:: Request ::
Find every line in the listing below that contains the string "health", and copy each of those lines. Treat uppercase and lowercase letters as distinct.

:: Information supplied ::
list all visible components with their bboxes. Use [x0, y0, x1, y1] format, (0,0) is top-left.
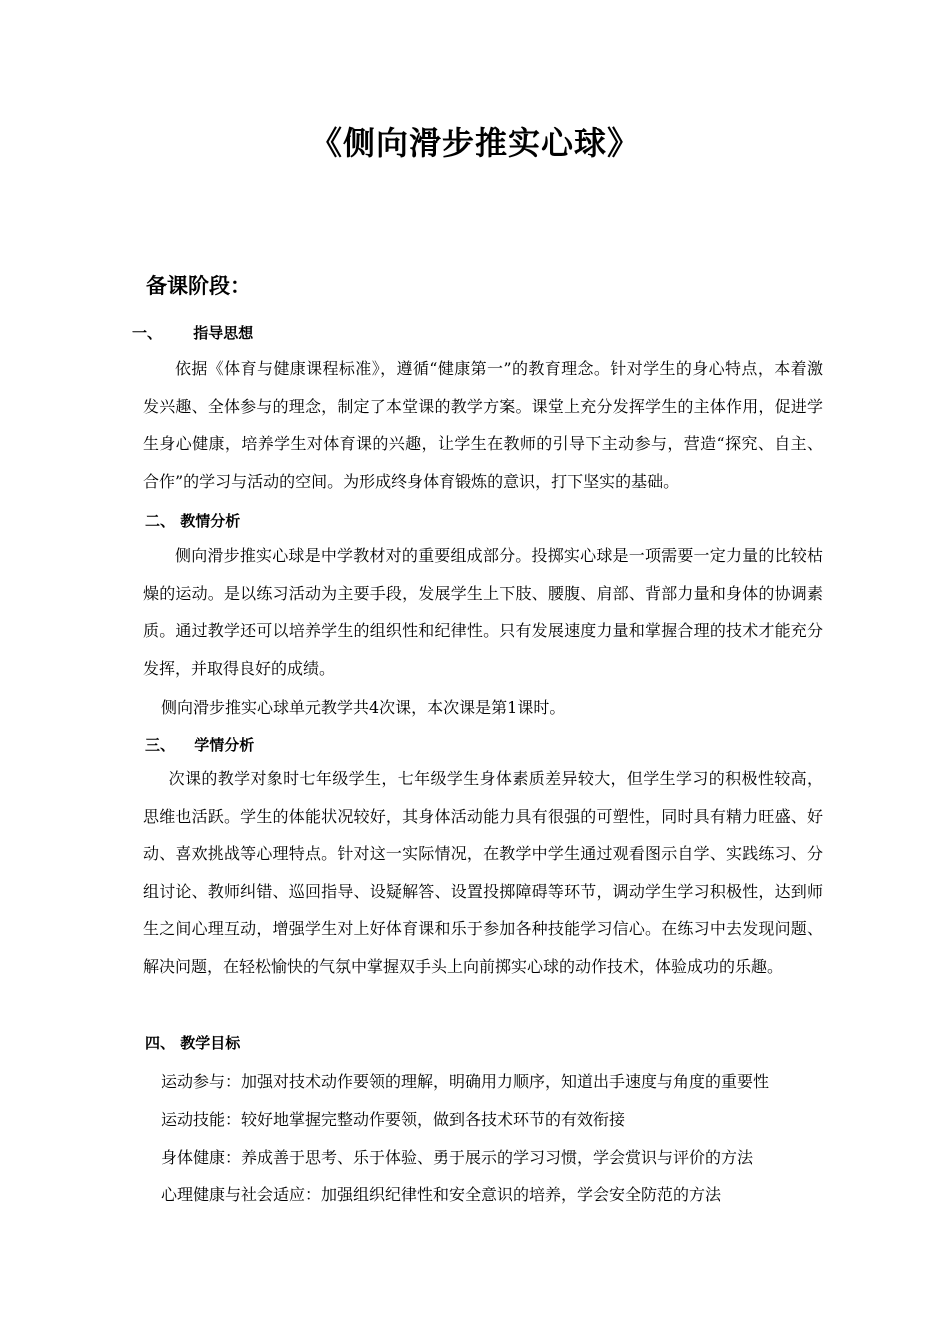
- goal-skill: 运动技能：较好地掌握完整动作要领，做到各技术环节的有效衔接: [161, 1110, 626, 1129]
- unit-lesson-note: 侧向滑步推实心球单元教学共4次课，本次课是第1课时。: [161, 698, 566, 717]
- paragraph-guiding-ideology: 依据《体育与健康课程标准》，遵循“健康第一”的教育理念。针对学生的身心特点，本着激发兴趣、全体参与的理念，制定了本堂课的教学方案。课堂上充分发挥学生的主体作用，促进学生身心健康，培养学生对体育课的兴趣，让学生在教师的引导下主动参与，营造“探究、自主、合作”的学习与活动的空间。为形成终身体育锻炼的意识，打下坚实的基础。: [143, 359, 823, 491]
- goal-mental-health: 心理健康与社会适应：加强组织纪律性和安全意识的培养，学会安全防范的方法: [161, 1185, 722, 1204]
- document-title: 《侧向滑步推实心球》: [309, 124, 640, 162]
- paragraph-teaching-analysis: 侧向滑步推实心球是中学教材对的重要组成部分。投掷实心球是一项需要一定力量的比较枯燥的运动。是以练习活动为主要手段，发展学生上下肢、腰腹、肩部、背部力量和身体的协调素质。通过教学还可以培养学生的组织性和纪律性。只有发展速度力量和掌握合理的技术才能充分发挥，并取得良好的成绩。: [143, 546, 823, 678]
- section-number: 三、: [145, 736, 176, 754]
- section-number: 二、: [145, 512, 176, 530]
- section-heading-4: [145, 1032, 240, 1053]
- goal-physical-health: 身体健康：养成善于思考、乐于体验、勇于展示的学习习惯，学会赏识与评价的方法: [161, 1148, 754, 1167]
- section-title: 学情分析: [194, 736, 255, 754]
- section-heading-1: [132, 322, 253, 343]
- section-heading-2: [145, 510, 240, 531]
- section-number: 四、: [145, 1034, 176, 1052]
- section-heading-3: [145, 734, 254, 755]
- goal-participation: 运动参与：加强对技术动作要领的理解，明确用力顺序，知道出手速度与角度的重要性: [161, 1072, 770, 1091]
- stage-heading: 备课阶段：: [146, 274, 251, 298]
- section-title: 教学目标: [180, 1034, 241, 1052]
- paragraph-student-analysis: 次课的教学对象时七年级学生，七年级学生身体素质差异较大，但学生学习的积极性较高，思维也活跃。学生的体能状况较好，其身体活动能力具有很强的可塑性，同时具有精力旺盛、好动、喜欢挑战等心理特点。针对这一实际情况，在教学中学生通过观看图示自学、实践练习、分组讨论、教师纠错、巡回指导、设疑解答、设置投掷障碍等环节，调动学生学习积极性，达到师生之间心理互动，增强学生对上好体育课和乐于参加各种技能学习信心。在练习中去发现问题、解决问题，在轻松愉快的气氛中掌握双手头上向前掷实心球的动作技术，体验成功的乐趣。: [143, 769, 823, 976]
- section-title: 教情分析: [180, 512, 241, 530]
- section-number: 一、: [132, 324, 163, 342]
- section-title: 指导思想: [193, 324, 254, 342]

:: Exercise response ::
- goal-mental-health: 心理健康与社会适应：加强组织纪律性和安全意识的培养，学会安全防范的方法: [161, 1185, 722, 1204]
- goal-physical-health: 身体健康：养成善于思考、乐于体验、勇于展示的学习习惯，学会赏识与评价的方法: [161, 1148, 754, 1167]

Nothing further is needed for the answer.